#### [Task objective]
Find the lines of data that contain the string "values", then list them.

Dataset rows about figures
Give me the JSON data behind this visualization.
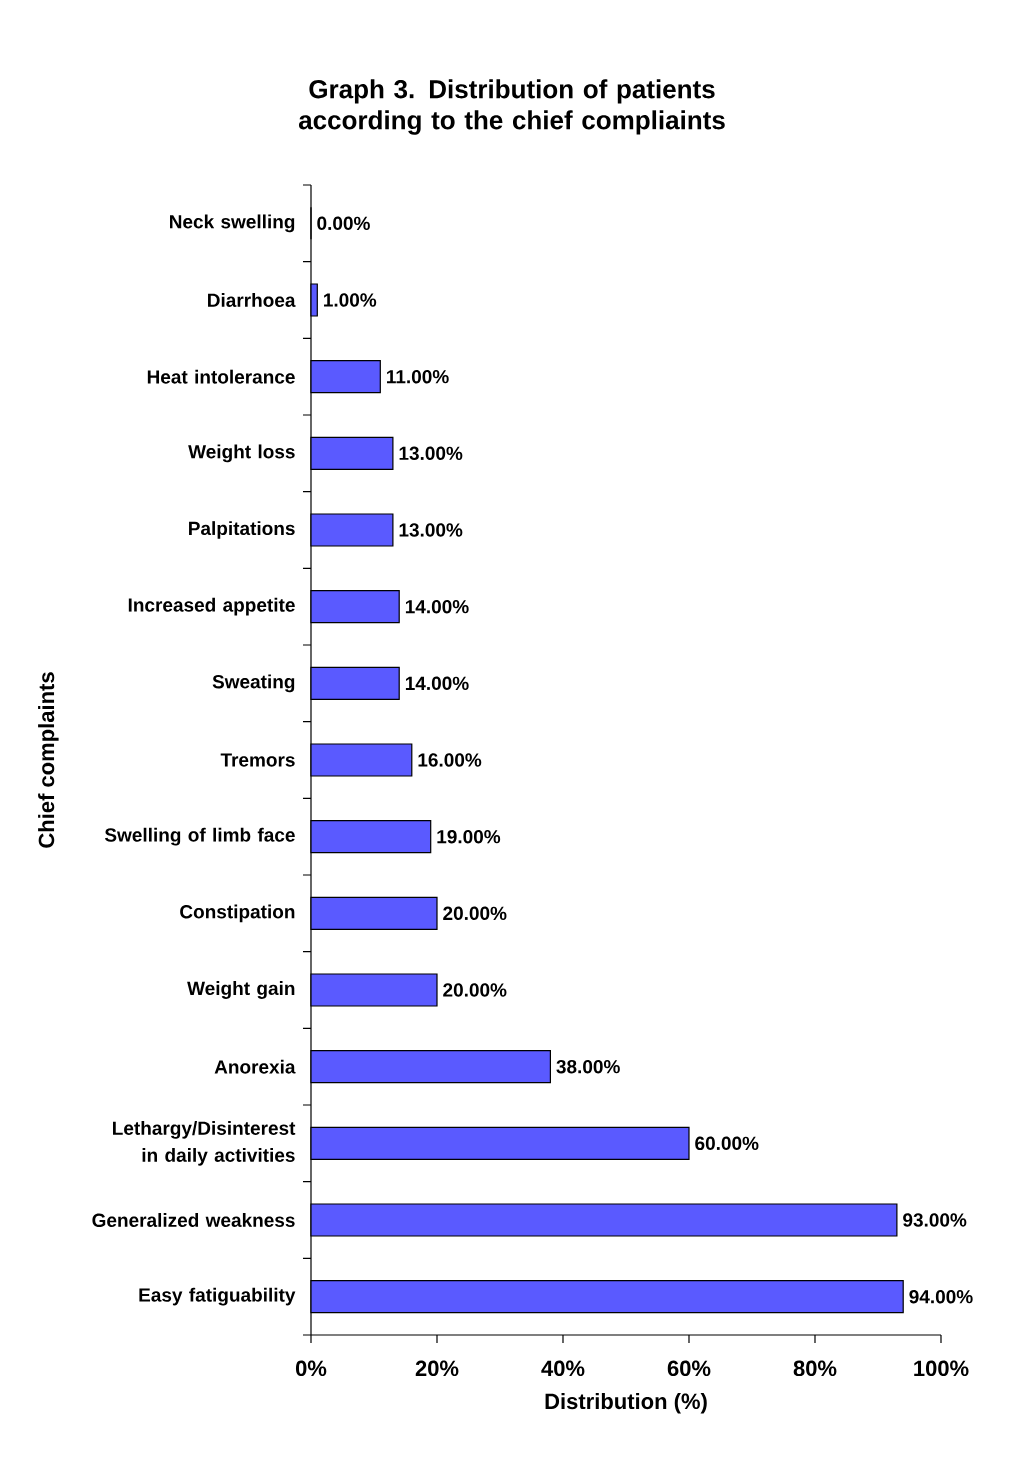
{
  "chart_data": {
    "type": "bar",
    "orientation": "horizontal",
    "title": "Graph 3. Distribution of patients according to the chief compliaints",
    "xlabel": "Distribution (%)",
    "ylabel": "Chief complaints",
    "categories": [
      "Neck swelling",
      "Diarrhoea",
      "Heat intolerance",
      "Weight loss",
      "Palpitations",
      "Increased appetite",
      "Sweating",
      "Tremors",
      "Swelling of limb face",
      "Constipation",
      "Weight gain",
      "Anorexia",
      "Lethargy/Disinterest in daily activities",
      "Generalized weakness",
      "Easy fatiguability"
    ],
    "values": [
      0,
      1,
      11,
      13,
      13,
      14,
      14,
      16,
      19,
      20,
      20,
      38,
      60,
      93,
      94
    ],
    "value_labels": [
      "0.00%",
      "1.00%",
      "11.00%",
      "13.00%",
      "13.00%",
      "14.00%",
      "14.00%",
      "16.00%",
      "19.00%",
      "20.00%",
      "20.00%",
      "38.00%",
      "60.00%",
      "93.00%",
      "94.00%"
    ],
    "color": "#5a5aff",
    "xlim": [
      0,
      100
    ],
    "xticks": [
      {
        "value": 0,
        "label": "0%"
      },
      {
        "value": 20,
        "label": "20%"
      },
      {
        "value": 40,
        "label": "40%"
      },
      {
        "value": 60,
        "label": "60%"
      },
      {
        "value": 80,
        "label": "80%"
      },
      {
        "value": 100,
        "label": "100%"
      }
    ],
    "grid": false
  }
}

---

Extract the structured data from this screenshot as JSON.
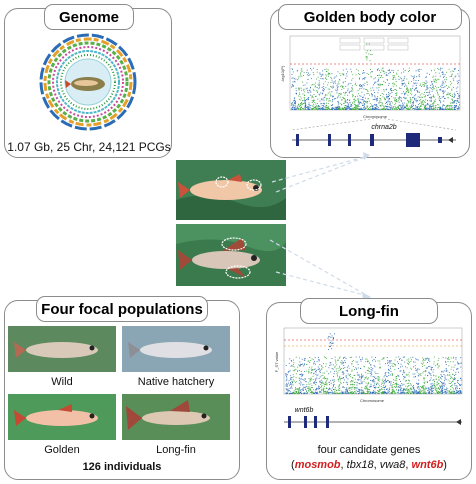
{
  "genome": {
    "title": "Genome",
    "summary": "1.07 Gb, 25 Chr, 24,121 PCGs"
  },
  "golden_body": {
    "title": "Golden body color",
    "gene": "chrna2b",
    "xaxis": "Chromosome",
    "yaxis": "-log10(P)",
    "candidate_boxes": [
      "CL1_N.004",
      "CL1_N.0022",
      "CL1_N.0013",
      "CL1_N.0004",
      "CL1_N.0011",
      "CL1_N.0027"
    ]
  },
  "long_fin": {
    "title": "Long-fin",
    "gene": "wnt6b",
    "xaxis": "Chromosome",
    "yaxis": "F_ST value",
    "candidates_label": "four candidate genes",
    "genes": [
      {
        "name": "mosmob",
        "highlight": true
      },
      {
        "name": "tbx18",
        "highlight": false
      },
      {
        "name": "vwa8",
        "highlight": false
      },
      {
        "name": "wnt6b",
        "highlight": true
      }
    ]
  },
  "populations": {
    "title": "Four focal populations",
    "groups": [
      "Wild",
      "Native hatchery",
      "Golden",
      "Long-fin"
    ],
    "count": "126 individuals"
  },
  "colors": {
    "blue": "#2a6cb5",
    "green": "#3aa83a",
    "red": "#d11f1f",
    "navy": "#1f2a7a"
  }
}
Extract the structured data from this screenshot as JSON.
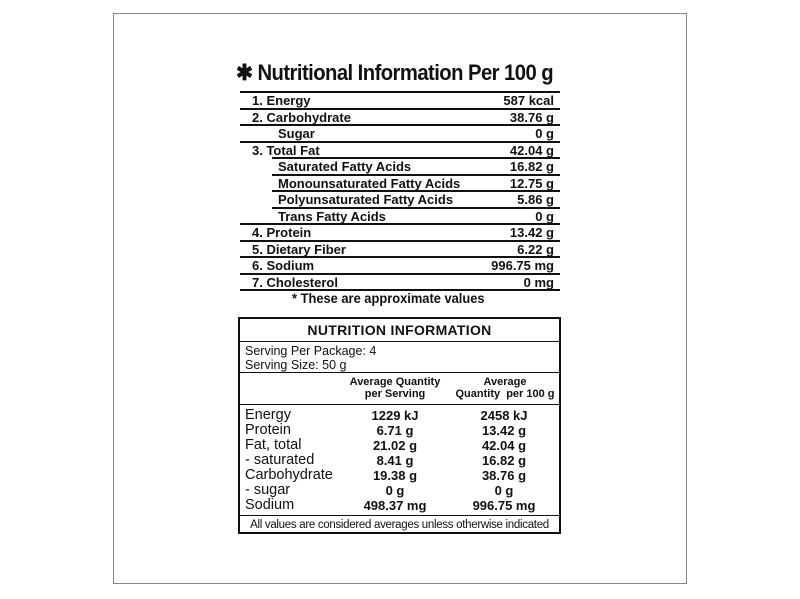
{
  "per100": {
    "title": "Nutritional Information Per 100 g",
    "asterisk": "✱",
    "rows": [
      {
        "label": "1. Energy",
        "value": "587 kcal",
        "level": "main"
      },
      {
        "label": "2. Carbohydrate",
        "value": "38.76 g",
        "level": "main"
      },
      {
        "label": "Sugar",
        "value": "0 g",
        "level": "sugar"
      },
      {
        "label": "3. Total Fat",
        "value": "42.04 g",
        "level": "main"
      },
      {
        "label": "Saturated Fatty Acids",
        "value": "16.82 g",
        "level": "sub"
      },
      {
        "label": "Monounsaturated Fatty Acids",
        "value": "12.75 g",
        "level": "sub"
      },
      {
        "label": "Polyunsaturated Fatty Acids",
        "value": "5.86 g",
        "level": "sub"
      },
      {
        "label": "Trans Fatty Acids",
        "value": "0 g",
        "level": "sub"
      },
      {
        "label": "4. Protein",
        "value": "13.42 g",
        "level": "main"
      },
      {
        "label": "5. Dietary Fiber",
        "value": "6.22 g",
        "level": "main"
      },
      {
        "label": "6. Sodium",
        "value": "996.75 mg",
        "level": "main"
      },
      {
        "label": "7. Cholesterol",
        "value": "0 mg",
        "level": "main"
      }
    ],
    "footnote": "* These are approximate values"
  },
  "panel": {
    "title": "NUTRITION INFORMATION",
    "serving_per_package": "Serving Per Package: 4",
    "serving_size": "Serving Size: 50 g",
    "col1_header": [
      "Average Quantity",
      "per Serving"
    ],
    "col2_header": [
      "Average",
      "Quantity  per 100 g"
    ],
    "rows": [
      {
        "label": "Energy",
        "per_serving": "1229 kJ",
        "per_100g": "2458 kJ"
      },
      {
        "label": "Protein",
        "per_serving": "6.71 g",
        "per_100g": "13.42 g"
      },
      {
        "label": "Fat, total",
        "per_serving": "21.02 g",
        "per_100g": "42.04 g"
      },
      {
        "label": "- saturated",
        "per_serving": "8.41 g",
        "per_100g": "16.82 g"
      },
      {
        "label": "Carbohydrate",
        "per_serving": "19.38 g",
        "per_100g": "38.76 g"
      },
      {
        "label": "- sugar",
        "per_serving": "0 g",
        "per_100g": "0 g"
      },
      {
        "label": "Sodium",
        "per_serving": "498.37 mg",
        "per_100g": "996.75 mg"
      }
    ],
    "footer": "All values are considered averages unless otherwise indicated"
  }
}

#### [Answer to this task]
    "values": [
    "footnote": "* These are approximate values"
    "footer": "All values are considered averages unless otherwise indicated"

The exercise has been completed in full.